[WORK TO DO] Reproduce the listing below word for word, with no pictures.

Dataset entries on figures
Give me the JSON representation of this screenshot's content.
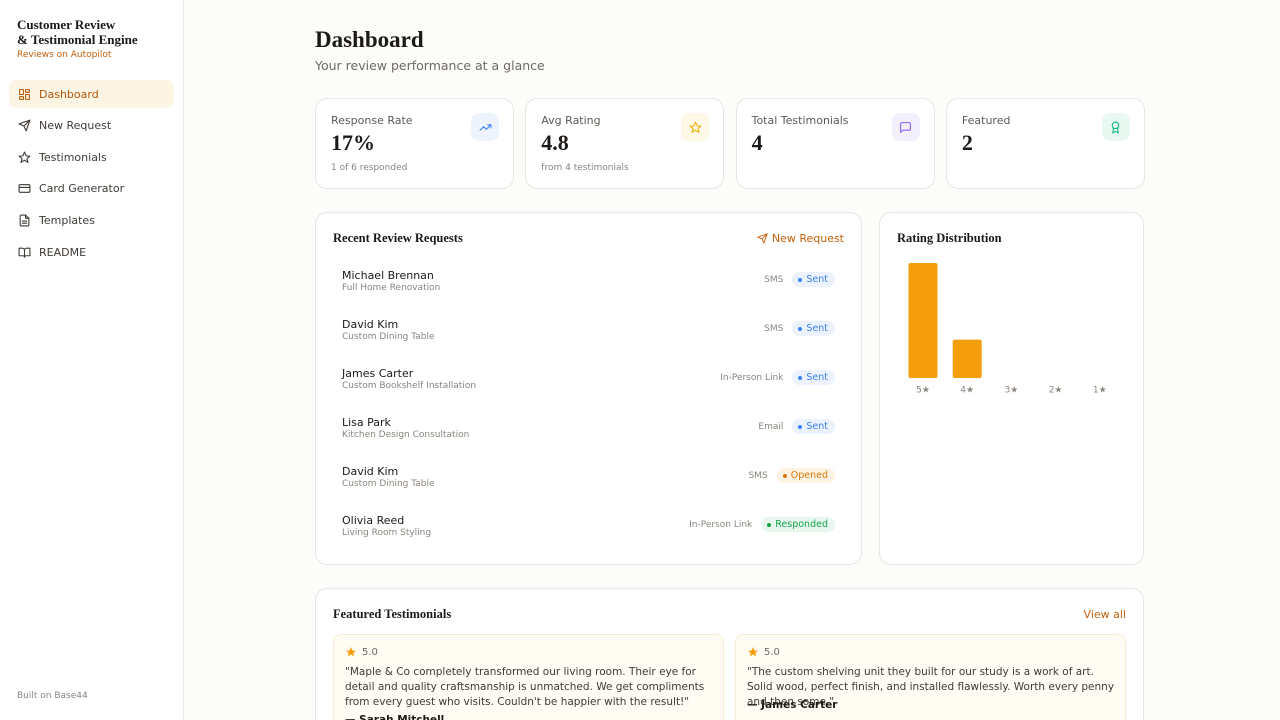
{
  "sidebar": {
    "title": "Customer Review\n& Testimonial Engine",
    "tagline": "Reviews on Autopilot",
    "nav": [
      "Dashboard",
      "New Request",
      "Testimonials",
      "Card Generator",
      "Templates",
      "README"
    ],
    "footer": "Built on Base44"
  },
  "header": {
    "title": "Dashboard",
    "subtitle": "Your review performance at a glance"
  },
  "stats": [
    {
      "label": "Response Rate",
      "value": "17%",
      "note": "1 of 6 responded"
    },
    {
      "label": "Avg Rating",
      "value": "4.8",
      "note": "from 4 testimonials"
    },
    {
      "label": "Total Testimonials",
      "value": "4"
    },
    {
      "label": "Featured",
      "value": "2"
    }
  ],
  "requests": {
    "title": "Recent Review Requests",
    "action": "New Request",
    "rows": [
      {
        "name": "Michael Brennan",
        "project": "Full Home Renovation",
        "channel": "SMS",
        "status": "Sent"
      },
      {
        "name": "David Kim",
        "project": "Custom Dining Table",
        "channel": "SMS",
        "status": "Sent"
      },
      {
        "name": "James Carter",
        "project": "Custom Bookshelf Installation",
        "channel": "In-Person Link",
        "status": "Sent"
      },
      {
        "name": "Lisa Park",
        "project": "Kitchen Design Consultation",
        "channel": "Email",
        "status": "Sent"
      },
      {
        "name": "David Kim",
        "project": "Custom Dining Table",
        "channel": "SMS",
        "status": "Opened"
      },
      {
        "name": "Olivia Reed",
        "project": "Living Room Styling",
        "channel": "In-Person Link",
        "status": "Responded"
      }
    ]
  },
  "chart_data": {
    "type": "bar",
    "title": "Rating Distribution",
    "categories": [
      "5★",
      "4★",
      "3★",
      "2★",
      "1★"
    ],
    "values": [
      3,
      1,
      0,
      0,
      0
    ],
    "color": "#f59e0b",
    "ylim": [
      0,
      3
    ]
  },
  "featured": {
    "title": "Featured Testimonials",
    "action": "View all",
    "items": [
      {
        "rating": "5.0",
        "quote": "\"Maple & Co completely transformed our living room. Their eye for detail and quality craftsmanship is unmatched. We get compliments from every guest who visits. Couldn't be happier with the result!\"",
        "author": "— Sarah Mitchell"
      },
      {
        "rating": "5.0",
        "quote": "\"The custom shelving unit they built for our study is a work of art. Solid wood, perfect finish, and installed flawlessly. Worth every penny and then some.\"",
        "author": "— James Carter"
      }
    ]
  }
}
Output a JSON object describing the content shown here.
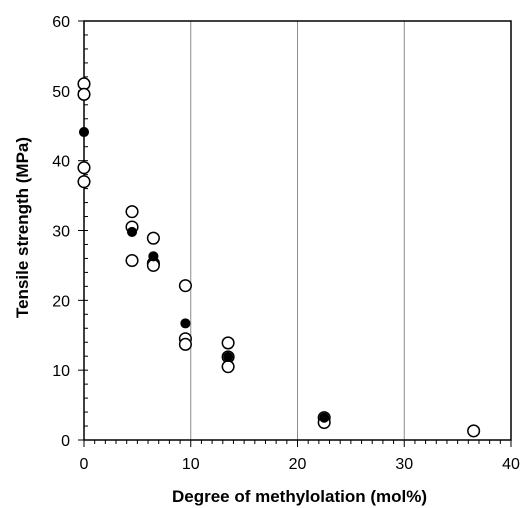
{
  "chart_data": {
    "type": "scatter",
    "title": "",
    "xlabel": "Degree of methylolation (mol%)",
    "ylabel": "Tensile strength (MPa)",
    "xlim": [
      0,
      40
    ],
    "ylim": [
      0,
      60
    ],
    "x_ticks": [
      "0",
      "10",
      "20",
      "30",
      "40"
    ],
    "y_ticks": [
      "0",
      "10",
      "20",
      "30",
      "40",
      "50",
      "60"
    ],
    "grid": "vertical major lines",
    "legend": "none",
    "series": [
      {
        "marker": "open-circle",
        "color": "#000000",
        "points": [
          {
            "x": 0,
            "y": 51.0
          },
          {
            "x": 0,
            "y": 49.5
          },
          {
            "x": 0,
            "y": 39.0
          },
          {
            "x": 0,
            "y": 37.0
          },
          {
            "x": 4.5,
            "y": 32.7
          },
          {
            "x": 4.5,
            "y": 30.5
          },
          {
            "x": 4.5,
            "y": 25.7
          },
          {
            "x": 6.5,
            "y": 28.9
          },
          {
            "x": 6.5,
            "y": 25.3
          },
          {
            "x": 6.5,
            "y": 25.0
          },
          {
            "x": 9.5,
            "y": 22.1
          },
          {
            "x": 9.5,
            "y": 14.5
          },
          {
            "x": 9.5,
            "y": 13.7
          },
          {
            "x": 13.5,
            "y": 13.9
          },
          {
            "x": 13.5,
            "y": 11.9
          },
          {
            "x": 13.5,
            "y": 10.5
          },
          {
            "x": 22.5,
            "y": 3.2
          },
          {
            "x": 22.5,
            "y": 2.5
          },
          {
            "x": 36.5,
            "y": 1.3
          }
        ]
      },
      {
        "marker": "filled-circle",
        "color": "#000000",
        "points": [
          {
            "x": 0,
            "y": 44.1
          },
          {
            "x": 4.5,
            "y": 29.8
          },
          {
            "x": 6.5,
            "y": 26.3
          },
          {
            "x": 9.5,
            "y": 16.7
          },
          {
            "x": 13.5,
            "y": 11.9
          },
          {
            "x": 22.5,
            "y": 3.2
          }
        ]
      }
    ]
  }
}
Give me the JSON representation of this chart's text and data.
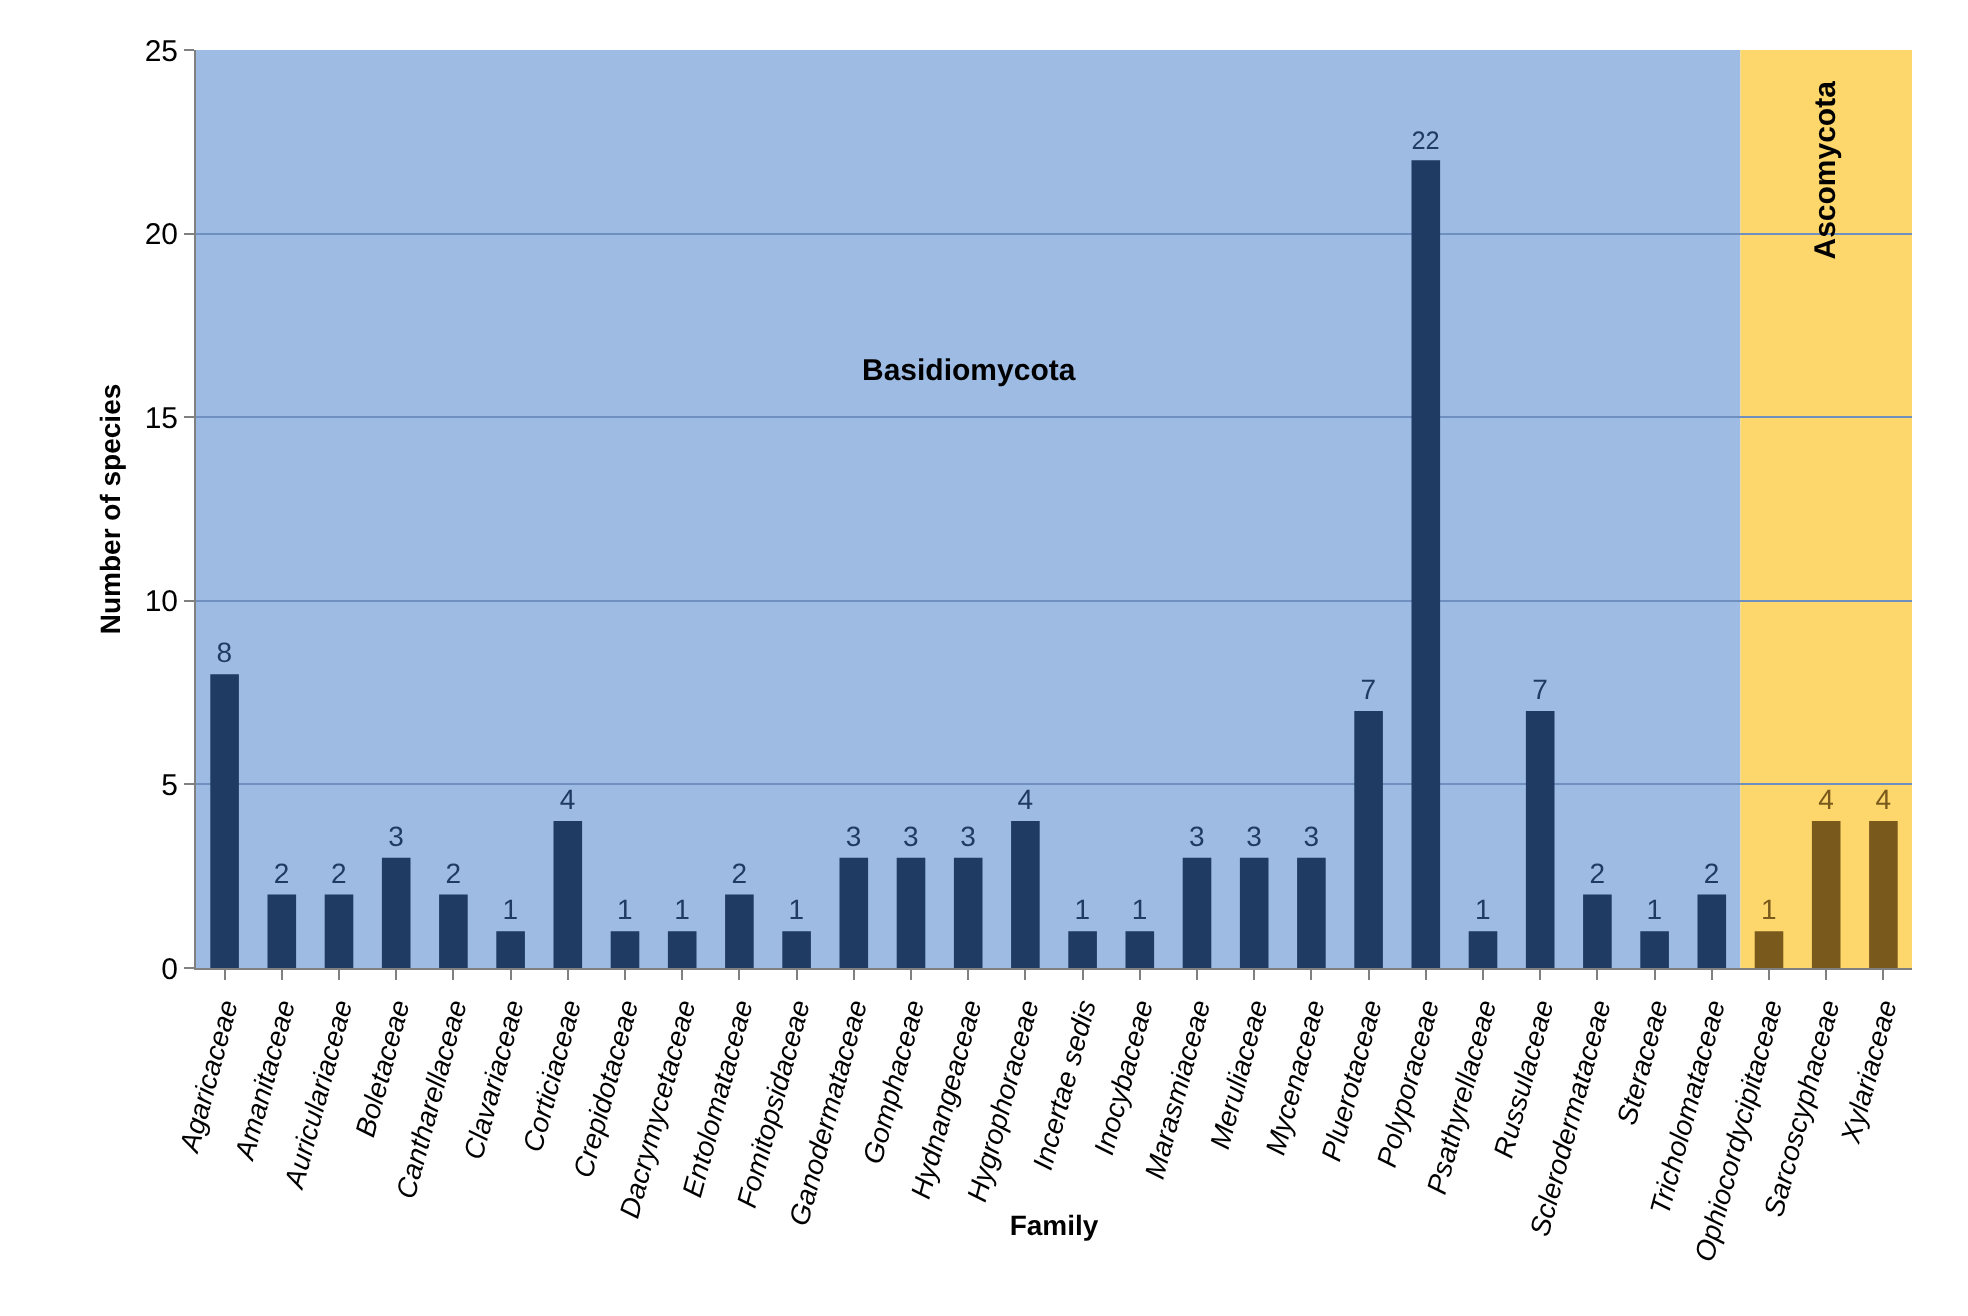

[THE REPLY]
Give me the JSON representation of this screenshot's content.
{
  "sidebar": {
    "title": "Customer Review\n& Testimonial Engine",
    "tagline": "Reviews on Autopilot",
    "nav": [
      "Dashboard",
      "New Request",
      "Testimonials",
      "Card Generator",
      "Templates",
      "README"
    ],
    "footer": "Built on Base44"
  },
  "header": {
    "title": "Dashboard",
    "subtitle": "Your review performance at a glance"
  },
  "stats": [
    {
      "label": "Response Rate",
      "value": "17%",
      "note": "1 of 6 responded"
    },
    {
      "label": "Avg Rating",
      "value": "4.8",
      "note": "from 4 testimonials"
    },
    {
      "label": "Total Testimonials",
      "value": "4"
    },
    {
      "label": "Featured",
      "value": "2"
    }
  ],
  "requests": {
    "title": "Recent Review Requests",
    "action": "New Request",
    "rows": [
      {
        "name": "Michael Brennan",
        "project": "Full Home Renovation",
        "channel": "SMS",
        "status": "Sent"
      },
      {
        "name": "David Kim",
        "project": "Custom Dining Table",
        "channel": "SMS",
        "status": "Sent"
      },
      {
        "name": "James Carter",
        "project": "Custom Bookshelf Installation",
        "channel": "In-Person Link",
        "status": "Sent"
      },
      {
        "name": "Lisa Park",
        "project": "Kitchen Design Consultation",
        "channel": "Email",
        "status": "Sent"
      },
      {
        "name": "David Kim",
        "project": "Custom Dining Table",
        "channel": "SMS",
        "status": "Opened"
      },
      {
        "name": "Olivia Reed",
        "project": "Living Room Styling",
        "channel": "In-Person Link",
        "status": "Responded"
      }
    ]
  },
  "chart_data": {
    "type": "bar",
    "title": "Rating Distribution",
    "categories": [
      "5★",
      "4★",
      "3★",
      "2★",
      "1★"
    ],
    "values": [
      3,
      1,
      0,
      0,
      0
    ],
    "color": "#f59e0b",
    "ylim": [
      0,
      3
    ]
  },
  "featured": {
    "title": "Featured Testimonials",
    "action": "View all",
    "items": [
      {
        "rating": "5.0",
        "quote": "\"Maple & Co completely transformed our living room. Their eye for detail and quality craftsmanship is unmatched. We get compliments from every guest who visits. Couldn't be happier with the result!\"",
        "author": "— Sarah Mitchell"
      },
      {
        "rating": "5.0",
        "quote": "\"The custom shelving unit they built for our study is a work of art. Solid wood, perfect finish, and installed flawlessly. Worth every penny and then some.\"",
        "author": "— James Carter"
      }
    ]
  }
}
Output a JSON object describing the content shown here.
{
  "chart_data": {
    "type": "scatter",
    "title": "",
    "xlabel": "Degree of methylolation (mol%)",
    "ylabel": "Tensile strength (MPa)",
    "xlim": [
      0,
      40
    ],
    "ylim": [
      0,
      60
    ],
    "x_ticks": [
      "0",
      "10",
      "20",
      "30",
      "40"
    ],
    "y_ticks": [
      "0",
      "10",
      "20",
      "30",
      "40",
      "50",
      "60"
    ],
    "grid": "vertical major lines",
    "legend": "none",
    "series": [
      {
        "marker": "open-circle",
        "color": "#000000",
        "points": [
          {
            "x": 0,
            "y": 51.0
          },
          {
            "x": 0,
            "y": 49.5
          },
          {
            "x": 0,
            "y": 39.0
          },
          {
            "x": 0,
            "y": 37.0
          },
          {
            "x": 4.5,
            "y": 32.7
          },
          {
            "x": 4.5,
            "y": 30.5
          },
          {
            "x": 4.5,
            "y": 25.7
          },
          {
            "x": 6.5,
            "y": 28.9
          },
          {
            "x": 6.5,
            "y": 25.3
          },
          {
            "x": 6.5,
            "y": 25.0
          },
          {
            "x": 9.5,
            "y": 22.1
          },
          {
            "x": 9.5,
            "y": 14.5
          },
          {
            "x": 9.5,
            "y": 13.7
          },
          {
            "x": 13.5,
            "y": 13.9
          },
          {
            "x": 13.5,
            "y": 11.9
          },
          {
            "x": 13.5,
            "y": 10.5
          },
          {
            "x": 22.5,
            "y": 3.2
          },
          {
            "x": 22.5,
            "y": 2.5
          },
          {
            "x": 36.5,
            "y": 1.3
          }
        ]
      },
      {
        "marker": "filled-circle",
        "color": "#000000",
        "points": [
          {
            "x": 0,
            "y": 44.1
          },
          {
            "x": 4.5,
            "y": 29.8
          },
          {
            "x": 6.5,
            "y": 26.3
          },
          {
            "x": 9.5,
            "y": 16.7
          },
          {
            "x": 13.5,
            "y": 11.9
          },
          {
            "x": 22.5,
            "y": 3.2
          }
        ]
      }
    ]
  }
}
Give me the JSON representation of this chart's text and data.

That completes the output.